*WRITTEN EXERCISE:* Restate the listing that follows word for word, without its pictures.

*RECORDS SHOWN:*
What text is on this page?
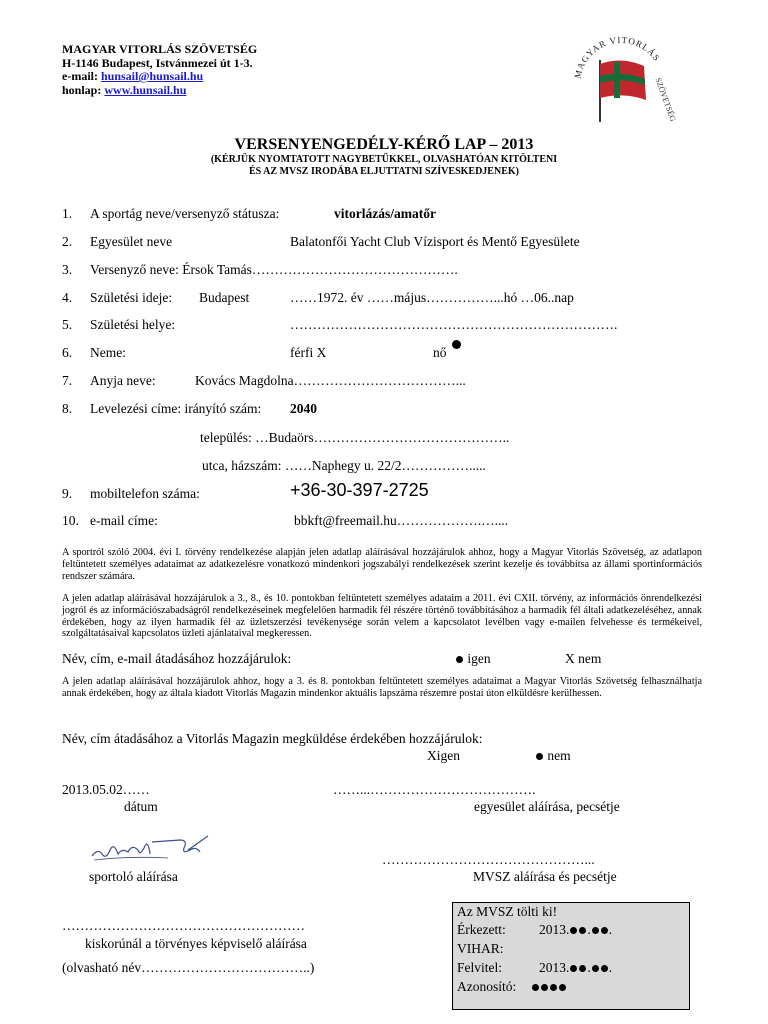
MAGYAR VITORLÁS SZÖVETSÉG
H-1146 Budapest, Istvánmezei út 1-3.
e-mail: hunsail@hunsail.hu
honlap: www.hunsail.hu
MAGYAR VITORLÁS
SZÖVETSÉG
VERSENYENGEDÉLY-KÉRŐ LAP – 2013
(KÉRJÜK NYOMTATOTT NAGYBETŰKKEL, OLVASHATÓAN KITÖLTENI
ÉS AZ MVSZ IRODÁBA ELJUTTATNI SZÍVESKEDJENEK)
1. A sportág neve/versenyző státusza:	vitorlázás/amatőr
2. Egyesület neve	Balatonfői Yacht Club Vízisport és Mentő Egyesülete
3. Versenyző neve: Érsok Tamás……………………………………….
4. Születési ideje: Budapest	……1972. év ……május……………...hó …06..nap
5. Születési helye:	……………………………………………………………….
6. Neme:	férfi X	nő
7. Anyja neve:	Kovács Magdolna………………………………...
8. Levelezési címe: irányító szám: 2040
település: …Budaörs……………………………………..
utca, házszám: ……Naphegy u. 22/2…………….....
9. mobiltelefon száma:	+36-30-397-2725
10. e-mail címe:	bbkft@freemail.hu……………….…....
A sportról szóló 2004. évi I. törvény rendelkezése alapján jelen adatlap aláírásával hozzájárulok ahhoz, hogy a Magyar Vitorlás Szövetség, az adatlapon feltüntetett személyes adataimat az adatkezelésre vonatkozó mindenkori jogszabályi rendelkezések szerint kezelje és továbbítsa az állami sportinformációs rendszer számára.
A jelen adatlap aláírásával hozzájárulok a 3., 8., és 10. pontokban feltüntetett személyes adataim a 2011. évi CXII. törvény, az információs önrendelkezési jogról és az információszabadságról rendelkezéseinek megfelelően harmadik fél részére történő továbbításához a harmadik fél általi adatkezeléséhez, annak érdekében, hogy az ilyen harmadik fél az üzletszerzési tevékenysége során velem a kapcsolatot levélben vagy e-mailen felvehesse és termékeivel, szolgáltatásaival kapcsolatos üzleti ajánlataival megkeressen.
Név, cím, e-mail átadásához hozzájárulok:	igen	X nem
A jelen adatlap aláírásával hozzájárulok ahhoz, hogy a 3. és 8. pontokban feltüntetett személyes adataimat a Magyar Vitorlás Szövetség felhasználhatja annak érdekében, hogy az általa kiadott Vitorlás Magazin mindenkor aktuális lapszáma részemre postai úton elküldésre kerülhessen.
Név, cím átadásához a Vitorlás Magazin megküldése érdekében hozzájárulok:
Xigen	nem
2013.05.02……
dátum
……...……………………………….
egyesület aláírása, pecsétje
………………………………………...
sportoló aláírása	MVSZ aláírása és pecsétje
………………………………………………
kiskorúnál a törvényes képviselő aláírása
(olvasható név………………………………..)
Az MVSZ tölti ki!
Érkezett: 2013. . .
VIHAR:
Felvitel:	2013. . .
Azonosító:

*WORKED SOLUTION:*
What text is on this page?
MAGYAR VITORLÁS SZÖVETSÉG
H-1146 Budapest, Istvánmezei út 1-3.
e-mail: hunsail@hunsail.hu
honlap: www.hunsail.hu
MAGYAR VITORLÁS
SZÖVETSÉG
VERSENYENGEDÉLY-KÉRŐ LAP – 2013
(KÉRJÜK NYOMTATOTT NAGYBETŰKKEL, OLVASHATÓAN KITÖLTENI
ÉS AZ MVSZ IRODÁBA ELJUTTATNI SZÍVESKEDJENEK)
1. A sportág neve/versenyző státusza:	vitorlázás/amatőr
2. Egyesület neve	Balatonfői Yacht Club Vízisport és Mentő Egyesülete
3. Versenyző neve: Érsok Tamás……………………………………….
4. Születési ideje: Budapest	……1972. év ……május……………...hó …06..nap
5. Születési helye:	……………………………………………………………….
6. Neme:	férfi X	nő
7. Anyja neve:	Kovács Magdolna………………………………...
8. Levelezési címe: irányító szám: 2040
település: …Budaörs……………………………………..
utca, házszám: ……Naphegy u. 22/2…………….....
9. mobiltelefon száma:	+36-30-397-2725
10. e-mail címe:	bbkft@freemail.hu……………….…....
A sportról szóló 2004. évi I. törvény rendelkezése alapján jelen adatlap aláírásával hozzájárulok ahhoz, hogy a Magyar Vitorlás Szövetség, az adatlapon feltüntetett személyes adataimat az adatkezelésre vonatkozó mindenkori jogszabályi rendelkezések szerint kezelje és továbbítsa az állami sportinformációs rendszer számára.
A jelen adatlap aláírásával hozzájárulok a 3., 8., és 10. pontokban feltüntetett személyes adataim a 2011. évi CXII. törvény, az információs önrendelkezési jogról és az információszabadságról rendelkezéseinek megfelelően harmadik fél részére történő továbbításához a harmadik fél általi adatkezeléséhez, annak érdekében, hogy az ilyen harmadik fél az üzletszerzési tevékenysége során velem a kapcsolatot levélben vagy e-mailen felvehesse és termékeivel, szolgáltatásaival kapcsolatos üzleti ajánlataival megkeressen.
Név, cím, e-mail átadásához hozzájárulok:	igen	X nem
A jelen adatlap aláírásával hozzájárulok ahhoz, hogy a 3. és 8. pontokban feltüntetett személyes adataimat a Magyar Vitorlás Szövetség felhasználhatja annak érdekében, hogy az általa kiadott Vitorlás Magazin mindenkor aktuális lapszáma részemre postai úton elküldésre kerülhessen.
Név, cím átadásához a Vitorlás Magazin megküldése érdekében hozzájárulok:
Xigen	nem
2013.05.02……
dátum
……...……………………………….
egyesület aláírása, pecsétje
………………………………………...
sportoló aláírása	MVSZ aláírása és pecsétje
………………………………………………
kiskorúnál a törvényes képviselő aláírása
(olvasható név………………………………..)
Az MVSZ tölti ki!
Érkezett: 2013. . .
VIHAR:
Felvitel:	2013. . .
Azonosító:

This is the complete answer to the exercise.